Problem
Reproduce the listing below exactly, minus its pictures.

### Extracted information

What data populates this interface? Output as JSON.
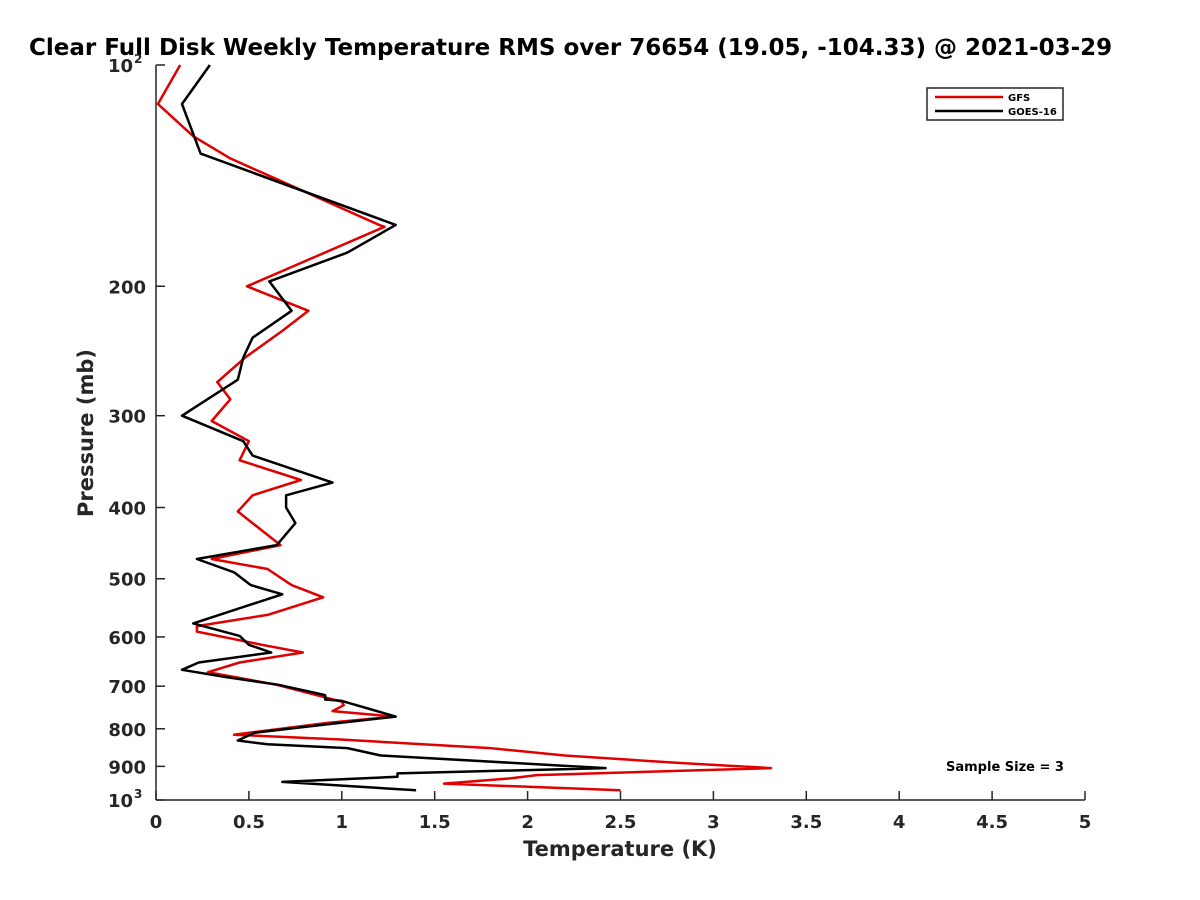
{
  "chart_data": {
    "type": "line",
    "title": "Clear Full Disk Weekly Temperature RMS over 76654 (19.05, -104.33) @ 2021-03-29",
    "xlabel": "Temperature (K)",
    "ylabel": "Pressure (mb)",
    "xlim": [
      0,
      5
    ],
    "ylim": [
      100,
      1000
    ],
    "y_scale": "log",
    "y_reversed": true,
    "grid": false,
    "legend_position": "top-right",
    "x_ticks": [
      "0",
      "0.5",
      "1",
      "1.5",
      "2",
      "2.5",
      "3",
      "3.5",
      "4",
      "4.5",
      "5"
    ],
    "x_tick_values": [
      0,
      0.5,
      1,
      1.5,
      2,
      2.5,
      3,
      3.5,
      4,
      4.5,
      5
    ],
    "y_ticks": [
      {
        "value": 100,
        "base": "10",
        "exp": "2"
      },
      {
        "value": 200,
        "label": "200"
      },
      {
        "value": 300,
        "label": "300"
      },
      {
        "value": 400,
        "label": "400"
      },
      {
        "value": 500,
        "label": "500"
      },
      {
        "value": 600,
        "label": "600"
      },
      {
        "value": 700,
        "label": "700"
      },
      {
        "value": 800,
        "label": "800"
      },
      {
        "value": 900,
        "label": "900"
      },
      {
        "value": 1000,
        "base": "10",
        "exp": "3"
      }
    ],
    "annotation": "Sample Size = 3",
    "series": [
      {
        "name": "GFS",
        "color": "#e00000",
        "points": [
          [
            0.13,
            100
          ],
          [
            0.01,
            113
          ],
          [
            0.2,
            125
          ],
          [
            0.4,
            134
          ],
          [
            1.2,
            165
          ],
          [
            1.23,
            166
          ],
          [
            0.49,
            200
          ],
          [
            0.82,
            216
          ],
          [
            0.68,
            230
          ],
          [
            0.48,
            250
          ],
          [
            0.33,
            270
          ],
          [
            0.4,
            285
          ],
          [
            0.3,
            305
          ],
          [
            0.5,
            325
          ],
          [
            0.45,
            345
          ],
          [
            0.78,
            367
          ],
          [
            0.52,
            385
          ],
          [
            0.44,
            405
          ],
          [
            0.67,
            450
          ],
          [
            0.3,
            470
          ],
          [
            0.6,
            485
          ],
          [
            0.73,
            510
          ],
          [
            0.9,
            530
          ],
          [
            0.6,
            560
          ],
          [
            0.22,
            580
          ],
          [
            0.22,
            590
          ],
          [
            0.57,
            615
          ],
          [
            0.79,
            630
          ],
          [
            0.45,
            650
          ],
          [
            0.28,
            670
          ],
          [
            0.65,
            697
          ],
          [
            1.0,
            735
          ],
          [
            1.01,
            743
          ],
          [
            0.95,
            757
          ],
          [
            1.28,
            770
          ],
          [
            0.93,
            785
          ],
          [
            0.42,
            815
          ],
          [
            0.98,
            827
          ],
          [
            1.8,
            850
          ],
          [
            2.2,
            870
          ],
          [
            2.8,
            890
          ],
          [
            3.31,
            905
          ],
          [
            2.05,
            925
          ],
          [
            1.9,
            935
          ],
          [
            1.55,
            950
          ],
          [
            2.5,
            970
          ]
        ]
      },
      {
        "name": "GOES-16",
        "color": "#000000",
        "points": [
          [
            0.29,
            100
          ],
          [
            0.14,
            113
          ],
          [
            0.24,
            132
          ],
          [
            1.29,
            165
          ],
          [
            1.03,
            180
          ],
          [
            0.61,
            197
          ],
          [
            0.73,
            216
          ],
          [
            0.52,
            235
          ],
          [
            0.47,
            250
          ],
          [
            0.44,
            268
          ],
          [
            0.14,
            300
          ],
          [
            0.47,
            325
          ],
          [
            0.52,
            340
          ],
          [
            0.95,
            370
          ],
          [
            0.7,
            385
          ],
          [
            0.7,
            400
          ],
          [
            0.75,
            420
          ],
          [
            0.65,
            450
          ],
          [
            0.22,
            470
          ],
          [
            0.42,
            490
          ],
          [
            0.51,
            510
          ],
          [
            0.68,
            525
          ],
          [
            0.2,
            575
          ],
          [
            0.45,
            598
          ],
          [
            0.5,
            615
          ],
          [
            0.62,
            630
          ],
          [
            0.23,
            650
          ],
          [
            0.14,
            665
          ],
          [
            0.37,
            680
          ],
          [
            0.66,
            697
          ],
          [
            0.91,
            720
          ],
          [
            0.91,
            730
          ],
          [
            1.0,
            733
          ],
          [
            1.29,
            770
          ],
          [
            0.9,
            790
          ],
          [
            0.53,
            810
          ],
          [
            0.44,
            830
          ],
          [
            0.6,
            840
          ],
          [
            1.03,
            850
          ],
          [
            1.21,
            870
          ],
          [
            2.42,
            905
          ],
          [
            1.3,
            920
          ],
          [
            1.3,
            930
          ],
          [
            0.68,
            945
          ],
          [
            1.4,
            970
          ]
        ]
      }
    ]
  }
}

######

Response to the task
What data populates this interface? Output as JSON.
{
  "chart_data": {
    "type": "line",
    "title": "Clear Full Disk Weekly Temperature RMS over 76654 (19.05, -104.33) @ 2021-03-29",
    "xlabel": "Temperature (K)",
    "ylabel": "Pressure (mb)",
    "xlim": [
      0,
      5
    ],
    "ylim": [
      100,
      1000
    ],
    "y_scale": "log",
    "y_reversed": true,
    "grid": false,
    "legend_position": "top-right",
    "x_ticks": [
      "0",
      "0.5",
      "1",
      "1.5",
      "2",
      "2.5",
      "3",
      "3.5",
      "4",
      "4.5",
      "5"
    ],
    "x_tick_values": [
      0,
      0.5,
      1,
      1.5,
      2,
      2.5,
      3,
      3.5,
      4,
      4.5,
      5
    ],
    "y_ticks": [
      {
        "value": 100,
        "base": "10",
        "exp": "2"
      },
      {
        "value": 200,
        "label": "200"
      },
      {
        "value": 300,
        "label": "300"
      },
      {
        "value": 400,
        "label": "400"
      },
      {
        "value": 500,
        "label": "500"
      },
      {
        "value": 600,
        "label": "600"
      },
      {
        "value": 700,
        "label": "700"
      },
      {
        "value": 800,
        "label": "800"
      },
      {
        "value": 900,
        "label": "900"
      },
      {
        "value": 1000,
        "base": "10",
        "exp": "3"
      }
    ],
    "annotation": "Sample Size = 3",
    "series": [
      {
        "name": "GFS",
        "color": "#e00000",
        "points": [
          [
            0.13,
            100
          ],
          [
            0.01,
            113
          ],
          [
            0.2,
            125
          ],
          [
            0.4,
            134
          ],
          [
            1.2,
            165
          ],
          [
            1.23,
            166
          ],
          [
            0.49,
            200
          ],
          [
            0.82,
            216
          ],
          [
            0.68,
            230
          ],
          [
            0.48,
            250
          ],
          [
            0.33,
            270
          ],
          [
            0.4,
            285
          ],
          [
            0.3,
            305
          ],
          [
            0.5,
            325
          ],
          [
            0.45,
            345
          ],
          [
            0.78,
            367
          ],
          [
            0.52,
            385
          ],
          [
            0.44,
            405
          ],
          [
            0.67,
            450
          ],
          [
            0.3,
            470
          ],
          [
            0.6,
            485
          ],
          [
            0.73,
            510
          ],
          [
            0.9,
            530
          ],
          [
            0.6,
            560
          ],
          [
            0.22,
            580
          ],
          [
            0.22,
            590
          ],
          [
            0.57,
            615
          ],
          [
            0.79,
            630
          ],
          [
            0.45,
            650
          ],
          [
            0.28,
            670
          ],
          [
            0.65,
            697
          ],
          [
            1.0,
            735
          ],
          [
            1.01,
            743
          ],
          [
            0.95,
            757
          ],
          [
            1.28,
            770
          ],
          [
            0.93,
            785
          ],
          [
            0.42,
            815
          ],
          [
            0.98,
            827
          ],
          [
            1.8,
            850
          ],
          [
            2.2,
            870
          ],
          [
            2.8,
            890
          ],
          [
            3.31,
            905
          ],
          [
            2.05,
            925
          ],
          [
            1.9,
            935
          ],
          [
            1.55,
            950
          ],
          [
            2.5,
            970
          ]
        ]
      },
      {
        "name": "GOES-16",
        "color": "#000000",
        "points": [
          [
            0.29,
            100
          ],
          [
            0.14,
            113
          ],
          [
            0.24,
            132
          ],
          [
            1.29,
            165
          ],
          [
            1.03,
            180
          ],
          [
            0.61,
            197
          ],
          [
            0.73,
            216
          ],
          [
            0.52,
            235
          ],
          [
            0.47,
            250
          ],
          [
            0.44,
            268
          ],
          [
            0.14,
            300
          ],
          [
            0.47,
            325
          ],
          [
            0.52,
            340
          ],
          [
            0.95,
            370
          ],
          [
            0.7,
            385
          ],
          [
            0.7,
            400
          ],
          [
            0.75,
            420
          ],
          [
            0.65,
            450
          ],
          [
            0.22,
            470
          ],
          [
            0.42,
            490
          ],
          [
            0.51,
            510
          ],
          [
            0.68,
            525
          ],
          [
            0.2,
            575
          ],
          [
            0.45,
            598
          ],
          [
            0.5,
            615
          ],
          [
            0.62,
            630
          ],
          [
            0.23,
            650
          ],
          [
            0.14,
            665
          ],
          [
            0.37,
            680
          ],
          [
            0.66,
            697
          ],
          [
            0.91,
            720
          ],
          [
            0.91,
            730
          ],
          [
            1.0,
            733
          ],
          [
            1.29,
            770
          ],
          [
            0.9,
            790
          ],
          [
            0.53,
            810
          ],
          [
            0.44,
            830
          ],
          [
            0.6,
            840
          ],
          [
            1.03,
            850
          ],
          [
            1.21,
            870
          ],
          [
            2.42,
            905
          ],
          [
            1.3,
            920
          ],
          [
            1.3,
            930
          ],
          [
            0.68,
            945
          ],
          [
            1.4,
            970
          ]
        ]
      }
    ]
  }
}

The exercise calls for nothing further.